Work instructions — For each line below that contains the string "this", copy that line.

Entries supplied —
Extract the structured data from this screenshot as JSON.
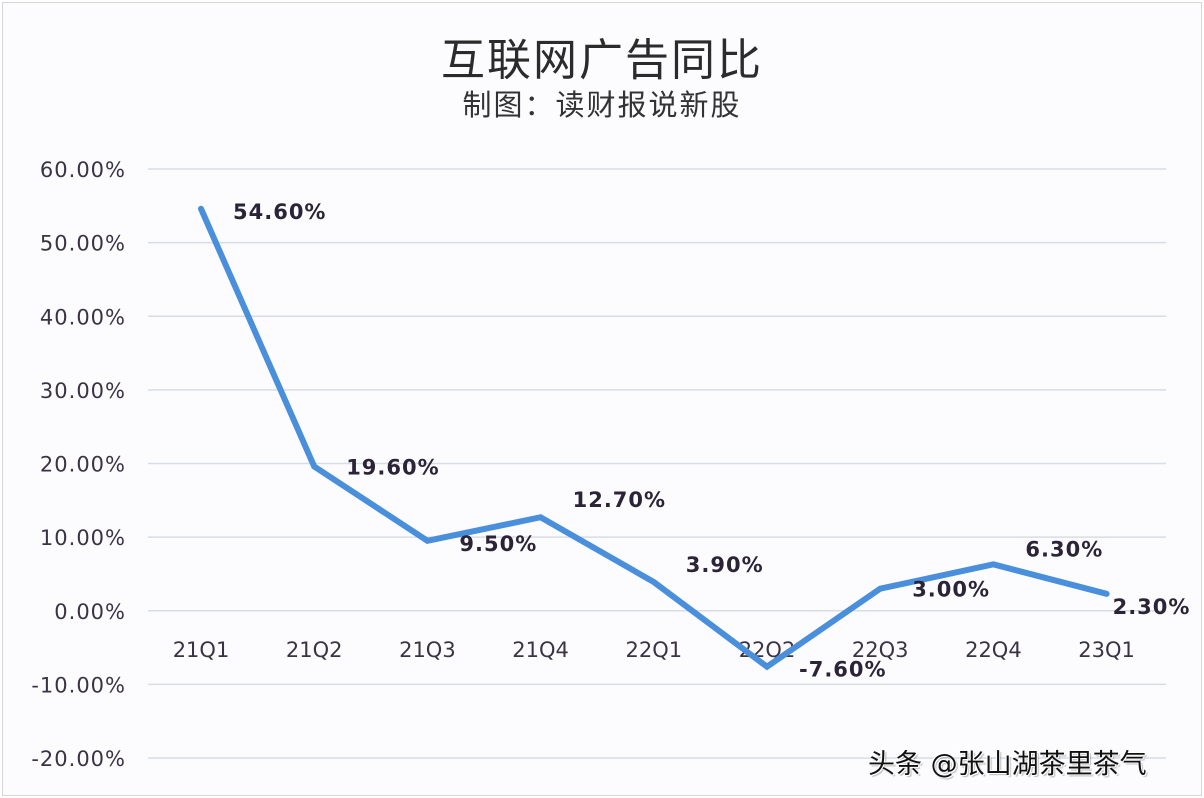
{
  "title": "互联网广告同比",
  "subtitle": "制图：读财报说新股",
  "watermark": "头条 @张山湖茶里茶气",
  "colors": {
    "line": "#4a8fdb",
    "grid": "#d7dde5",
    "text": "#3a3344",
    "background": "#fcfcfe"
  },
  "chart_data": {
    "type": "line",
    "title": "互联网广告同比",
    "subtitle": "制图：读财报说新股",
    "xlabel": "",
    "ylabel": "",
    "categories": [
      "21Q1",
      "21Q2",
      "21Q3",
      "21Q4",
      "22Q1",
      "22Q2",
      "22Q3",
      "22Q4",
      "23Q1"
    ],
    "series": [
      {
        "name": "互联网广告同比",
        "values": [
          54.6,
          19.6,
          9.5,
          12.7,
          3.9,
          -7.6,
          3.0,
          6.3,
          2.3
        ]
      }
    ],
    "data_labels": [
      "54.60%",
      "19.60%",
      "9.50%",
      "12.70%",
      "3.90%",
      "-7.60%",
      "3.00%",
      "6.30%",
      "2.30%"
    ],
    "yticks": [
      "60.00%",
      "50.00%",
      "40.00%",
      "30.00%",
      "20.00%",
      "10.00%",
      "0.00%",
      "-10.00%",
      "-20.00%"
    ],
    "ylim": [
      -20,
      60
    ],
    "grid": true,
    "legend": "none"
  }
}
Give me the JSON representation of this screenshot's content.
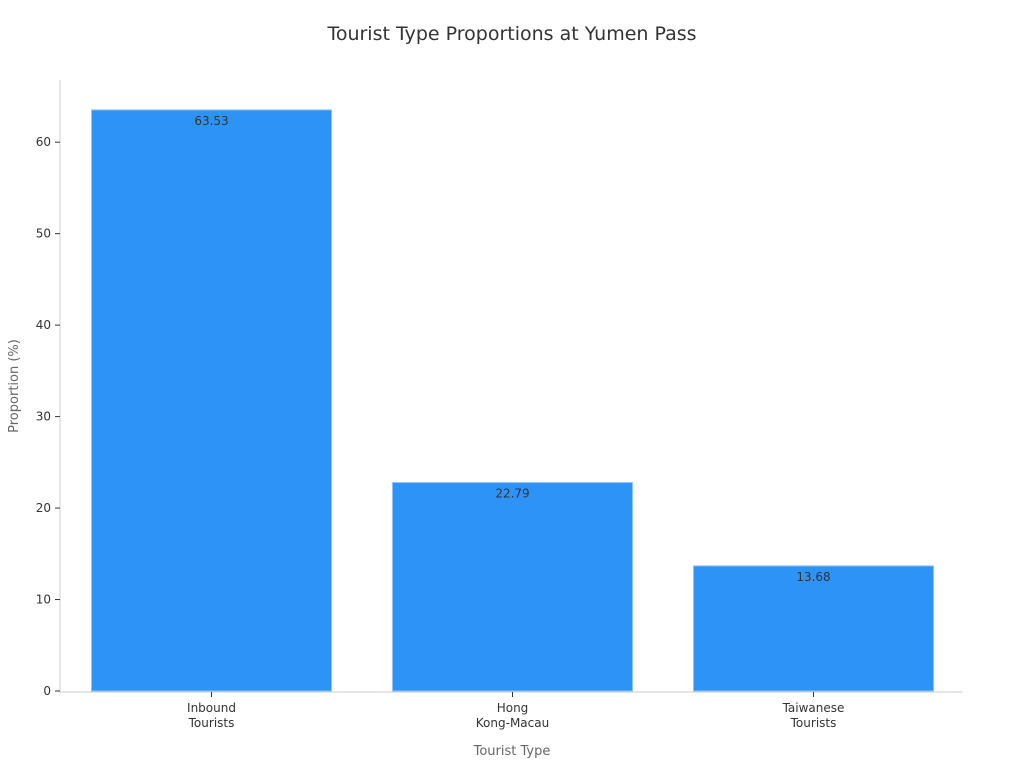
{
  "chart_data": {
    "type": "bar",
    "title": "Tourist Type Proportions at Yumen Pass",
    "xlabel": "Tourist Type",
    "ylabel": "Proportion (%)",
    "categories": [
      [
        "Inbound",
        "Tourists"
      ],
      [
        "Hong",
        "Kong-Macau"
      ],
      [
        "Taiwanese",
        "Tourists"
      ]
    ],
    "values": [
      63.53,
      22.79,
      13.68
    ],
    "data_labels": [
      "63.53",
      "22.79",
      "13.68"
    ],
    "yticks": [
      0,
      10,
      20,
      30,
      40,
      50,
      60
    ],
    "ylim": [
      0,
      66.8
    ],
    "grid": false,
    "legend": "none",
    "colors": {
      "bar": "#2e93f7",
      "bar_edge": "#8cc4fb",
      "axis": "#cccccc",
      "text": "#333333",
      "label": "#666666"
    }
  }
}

Complete answer —
Extract the structured data from this screenshot as JSON.
Give me the JSON representation of this screenshot's content.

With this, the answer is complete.